═══ Data for this exercise ═══

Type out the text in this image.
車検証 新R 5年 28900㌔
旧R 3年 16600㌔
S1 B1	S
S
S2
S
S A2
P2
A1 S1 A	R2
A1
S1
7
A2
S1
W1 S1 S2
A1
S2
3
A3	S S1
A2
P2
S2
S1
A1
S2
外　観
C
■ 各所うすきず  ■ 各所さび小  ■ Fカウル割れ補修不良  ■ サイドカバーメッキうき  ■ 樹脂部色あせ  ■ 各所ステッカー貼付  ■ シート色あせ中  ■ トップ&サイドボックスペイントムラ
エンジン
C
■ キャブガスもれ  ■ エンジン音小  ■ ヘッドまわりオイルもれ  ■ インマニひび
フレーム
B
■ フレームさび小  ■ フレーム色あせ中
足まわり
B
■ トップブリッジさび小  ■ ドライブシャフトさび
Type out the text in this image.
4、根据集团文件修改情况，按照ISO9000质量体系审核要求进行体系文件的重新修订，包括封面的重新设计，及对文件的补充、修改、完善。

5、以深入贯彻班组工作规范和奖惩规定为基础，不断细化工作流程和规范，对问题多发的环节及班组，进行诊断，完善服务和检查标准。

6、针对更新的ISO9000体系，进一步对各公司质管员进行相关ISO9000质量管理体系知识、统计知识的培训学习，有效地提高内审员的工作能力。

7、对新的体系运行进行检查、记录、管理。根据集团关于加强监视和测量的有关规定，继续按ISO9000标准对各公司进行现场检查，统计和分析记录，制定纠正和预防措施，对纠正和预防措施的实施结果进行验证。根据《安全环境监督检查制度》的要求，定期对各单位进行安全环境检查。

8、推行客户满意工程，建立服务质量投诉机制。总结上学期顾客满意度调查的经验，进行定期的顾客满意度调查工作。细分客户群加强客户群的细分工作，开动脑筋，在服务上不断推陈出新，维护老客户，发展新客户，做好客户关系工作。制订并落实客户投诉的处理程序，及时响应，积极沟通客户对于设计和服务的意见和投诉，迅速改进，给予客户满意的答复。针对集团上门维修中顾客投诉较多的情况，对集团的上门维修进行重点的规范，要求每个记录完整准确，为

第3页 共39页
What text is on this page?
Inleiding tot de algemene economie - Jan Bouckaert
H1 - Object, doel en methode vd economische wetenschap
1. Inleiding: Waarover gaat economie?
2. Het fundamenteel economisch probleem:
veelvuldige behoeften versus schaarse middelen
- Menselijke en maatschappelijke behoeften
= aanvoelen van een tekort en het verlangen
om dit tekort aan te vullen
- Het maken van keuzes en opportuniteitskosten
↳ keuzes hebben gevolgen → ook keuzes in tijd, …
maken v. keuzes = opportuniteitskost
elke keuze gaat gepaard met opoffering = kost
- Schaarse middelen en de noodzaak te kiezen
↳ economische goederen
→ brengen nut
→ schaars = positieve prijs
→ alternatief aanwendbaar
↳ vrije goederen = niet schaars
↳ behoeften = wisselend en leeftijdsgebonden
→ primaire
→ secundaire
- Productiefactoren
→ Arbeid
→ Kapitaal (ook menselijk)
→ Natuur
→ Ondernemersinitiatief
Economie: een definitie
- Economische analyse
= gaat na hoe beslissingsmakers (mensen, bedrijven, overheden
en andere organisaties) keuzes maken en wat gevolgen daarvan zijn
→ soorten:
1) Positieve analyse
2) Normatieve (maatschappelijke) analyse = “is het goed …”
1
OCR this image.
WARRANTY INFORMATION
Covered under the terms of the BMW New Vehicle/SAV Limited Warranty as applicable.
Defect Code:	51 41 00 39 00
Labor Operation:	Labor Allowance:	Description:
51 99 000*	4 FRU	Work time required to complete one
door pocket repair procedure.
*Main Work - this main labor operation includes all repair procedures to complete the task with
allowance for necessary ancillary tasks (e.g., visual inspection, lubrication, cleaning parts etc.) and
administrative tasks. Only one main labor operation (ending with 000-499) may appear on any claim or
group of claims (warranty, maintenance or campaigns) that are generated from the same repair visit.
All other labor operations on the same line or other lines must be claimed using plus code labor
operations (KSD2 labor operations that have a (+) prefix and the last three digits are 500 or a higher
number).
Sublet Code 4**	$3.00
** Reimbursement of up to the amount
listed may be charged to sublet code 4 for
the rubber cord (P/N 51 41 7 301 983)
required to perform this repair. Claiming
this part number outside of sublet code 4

═══

> Short task: Write out the whole listing exactly.

> Answer to this exercise:
Type out the text in this image.
車検証 新R 5年 28900㌔
旧R 3年 16600㌔
S1 B1	S
S
S2
S
S A2
P2
A1 S1 A	R2
A1
S1
7
A2
S1
W1 S1 S2
A1
S2
3
A3	S S1
A2
P2
S2
S1
A1
S2
外　観
C
■ 各所うすきず  ■ 各所さび小  ■ Fカウル割れ補修不良  ■ サイドカバーメッキうき  ■ 樹脂部色あせ  ■ 各所ステッカー貼付  ■ シート色あせ中  ■ トップ&サイドボックスペイントムラ
エンジン
C
■ キャブガスもれ  ■ エンジン音小  ■ ヘッドまわりオイルもれ  ■ インマニひび
フレーム
B
■ フレームさび小  ■ フレーム色あせ中
足まわり
B
■ トップブリッジさび小  ■ ドライブシャフトさび
Type out the text in this image.
4、根据集团文件修改情况，按照ISO9000质量体系审核要求进行体系文件的重新修订，包括封面的重新设计，及对文件的补充、修改、完善。

5、以深入贯彻班组工作规范和奖惩规定为基础，不断细化工作流程和规范，对问题多发的环节及班组，进行诊断，完善服务和检查标准。

6、针对更新的ISO9000体系，进一步对各公司质管员进行相关ISO9000质量管理体系知识、统计知识的培训学习，有效地提高内审员的工作能力。

7、对新的体系运行进行检查、记录、管理。根据集团关于加强监视和测量的有关规定，继续按ISO9000标准对各公司进行现场检查，统计和分析记录，制定纠正和预防措施，对纠正和预防措施的实施结果进行验证。根据《安全环境监督检查制度》的要求，定期对各单位进行安全环境检查。

8、推行客户满意工程，建立服务质量投诉机制。总结上学期顾客满意度调查的经验，进行定期的顾客满意度调查工作。细分客户群加强客户群的细分工作，开动脑筋，在服务上不断推陈出新，维护老客户，发展新客户，做好客户关系工作。制订并落实客户投诉的处理程序，及时响应，积极沟通客户对于设计和服务的意见和投诉，迅速改进，给予客户满意的答复。针对集团上门维修中顾客投诉较多的情况，对集团的上门维修进行重点的规范，要求每个记录完整准确，为

第3页 共39页
What text is on this page?
Inleiding tot de algemene economie - Jan Bouckaert
H1 - Object, doel en methode vd economische wetenschap
1. Inleiding: Waarover gaat economie?
2. Het fundamenteel economisch probleem:
veelvuldige behoeften versus schaarse middelen
- Menselijke en maatschappelijke behoeften
= aanvoelen van een tekort en het verlangen
om dit tekort aan te vullen
- Het maken van keuzes en opportuniteitskosten
↳ keuzes hebben gevolgen → ook keuzes in tijd, …
maken v. keuzes = opportuniteitskost
elke keuze gaat gepaard met opoffering = kost
- Schaarse middelen en de noodzaak te kiezen
↳ economische goederen
→ brengen nut
→ schaars = positieve prijs
→ alternatief aanwendbaar
↳ vrije goederen = niet schaars
↳ behoeften = wisselend en leeftijdsgebonden
→ primaire
→ secundaire
- Productiefactoren
→ Arbeid
→ Kapitaal (ook menselijk)
→ Natuur
→ Ondernemersinitiatief
Economie: een definitie
- Economische analyse
= gaat na hoe beslissingsmakers (mensen, bedrijven, overheden
en andere organisaties) keuzes maken en wat gevolgen daarvan zijn
→ soorten:
1) Positieve analyse
2) Normatieve (maatschappelijke) analyse = “is het goed …”
1
OCR this image.
WARRANTY INFORMATION
Covered under the terms of the BMW New Vehicle/SAV Limited Warranty as applicable.
Defect Code:	51 41 00 39 00
Labor Operation:	Labor Allowance:	Description:
51 99 000*	4 FRU	Work time required to complete one
door pocket repair procedure.
*Main Work - this main labor operation includes all repair procedures to complete the task with
allowance for necessary ancillary tasks (e.g., visual inspection, lubrication, cleaning parts etc.) and
administrative tasks. Only one main labor operation (ending with 000-499) may appear on any claim or
group of claims (warranty, maintenance or campaigns) that are generated from the same repair visit.
All other labor operations on the same line or other lines must be claimed using plus code labor
operations (KSD2 labor operations that have a (+) prefix and the last three digits are 500 or a higher
number).
Sublet Code 4**	$3.00
** Reimbursement of up to the amount
listed may be charged to sublet code 4 for
the rubber cord (P/N 51 41 7 301 983)
required to perform this repair. Claiming
this part number outside of sublet code 4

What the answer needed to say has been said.